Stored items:
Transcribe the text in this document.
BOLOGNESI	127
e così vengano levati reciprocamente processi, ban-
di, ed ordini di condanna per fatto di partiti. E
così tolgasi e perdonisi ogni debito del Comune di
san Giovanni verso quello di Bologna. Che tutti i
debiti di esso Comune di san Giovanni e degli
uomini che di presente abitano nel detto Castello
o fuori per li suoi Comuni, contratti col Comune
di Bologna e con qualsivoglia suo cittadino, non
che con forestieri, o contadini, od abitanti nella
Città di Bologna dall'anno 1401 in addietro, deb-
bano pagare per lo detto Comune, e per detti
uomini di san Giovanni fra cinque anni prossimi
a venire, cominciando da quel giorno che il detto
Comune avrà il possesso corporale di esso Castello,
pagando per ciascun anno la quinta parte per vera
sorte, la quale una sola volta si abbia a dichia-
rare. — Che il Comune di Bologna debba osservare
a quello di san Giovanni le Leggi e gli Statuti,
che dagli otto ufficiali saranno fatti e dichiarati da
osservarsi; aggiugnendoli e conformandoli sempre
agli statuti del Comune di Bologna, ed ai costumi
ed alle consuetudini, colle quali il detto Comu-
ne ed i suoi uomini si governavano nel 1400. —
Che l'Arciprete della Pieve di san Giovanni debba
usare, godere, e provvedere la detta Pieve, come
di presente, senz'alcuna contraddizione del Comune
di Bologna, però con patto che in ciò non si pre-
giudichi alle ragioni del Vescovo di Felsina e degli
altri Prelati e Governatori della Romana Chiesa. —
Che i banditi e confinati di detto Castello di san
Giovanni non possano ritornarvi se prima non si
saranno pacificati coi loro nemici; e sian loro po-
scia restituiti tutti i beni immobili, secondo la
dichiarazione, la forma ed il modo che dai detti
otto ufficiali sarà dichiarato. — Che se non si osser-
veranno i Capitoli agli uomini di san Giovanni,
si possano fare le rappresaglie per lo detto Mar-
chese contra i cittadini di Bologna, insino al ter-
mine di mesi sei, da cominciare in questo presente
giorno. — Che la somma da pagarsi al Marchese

To be done:
Your answer should be a single number: how many lines of the material contain the word "detti".

Correct response:
2